▸ **TEXT**:
↓↓↓
Many biographers have commented that Dickinson's fascination with death was revealed in her letters. In them, she asks correspondents to describe what it was like to witness a person dying; she wanted to know about their final hours, their presence of mind, and whether or not they felt peaceful. All of this interest, imagination, and detail is poured into her poetry, as noted by Paula Hendrickson in Dickinson Studies. “I Died for Beauty” portrays two people who have died, and what transpires after their burial. While it does not speak to the experience of death itself, it does portray a peaceful resignation to death, and it comments on the fleeting nature of human purpose.

During Dickinson's life, only seven of her poems were published. After her death in 1886, her sister, Lavinia (“Vinnie”), set about gathering all of the poems Dickinson had written and pursuing publication for them. The first volume of Dickinson's poetry was published in 1890 to great acclaim, and “I Died for Beauty” was among them. In a review from 1890, a writer for Critic praises the volume as “striking and original,” adding that its “main quality … is an extraordinary grasp and insight.” Modern readers must remember how unusual Dickinson's poems were to her contemporaries, yet many critics embraced them at once. The reviewer for Critic concludes: “Miss Dickinson's poems, though rough and rugged, are surprisingly individual and genuinely inspired.” Another 1890 review, this one from the Nation, describes Dickinson's poems as “simply extraordinary, and strike notes, very often, like those of some deep-toned organ.” Similar praise comes from James Reeves in his much more recent (1994) contribution to Reference Guide to American Literature, who claims that “nothing that she wrote is without interest.” Singling out “I Died for Beauty,” the reviewer for the Nation characterizes the poem as having a “Blake-like quality.” The critic adds: “The extraordinary terseness and vigor of that weird conclusion runs through all the poems.” Reeves regards Dickinson's offbeat style as distinctive, purposeful, and consistent; he explains that “the idiosyncratic vision of which we are speaking is not evident only intermittently, in this image or that turn of phrase, but informs every line, so that despite their differences Dickinson's poems are always unmistakably hers.”
↑↑↑
▸ **DATA SEGMENT**:
↓↓↓
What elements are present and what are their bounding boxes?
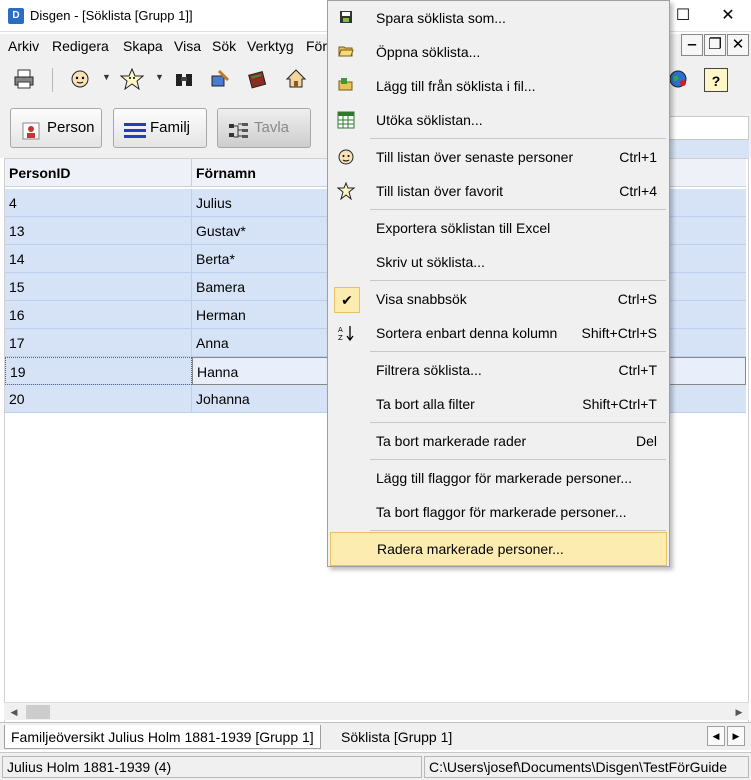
↑↑↑
▸ **SET PROBLEM**: For each statement, say yes or no on whether it agrees with the Dickinson text, and quote the words of the text that decide it. 1. Most of Dickinson's poems were published while she was alive. 2. The first volume of Dickinson's poetry came out in 1890. 3. James Reeves's contribution to Reference Guide to American Literature appeared in 1994.

▸ **ANSWER TO THIS TASK**:
1. No: "During Dickinson's life, only seven of her poems were published."
2. Yes: "The first volume of Dickinson's poetry was published in 1890 to great acclaim"
3. Yes: "James Reeves in his much more recent (1994) contribution to Reference Guide to American Literature"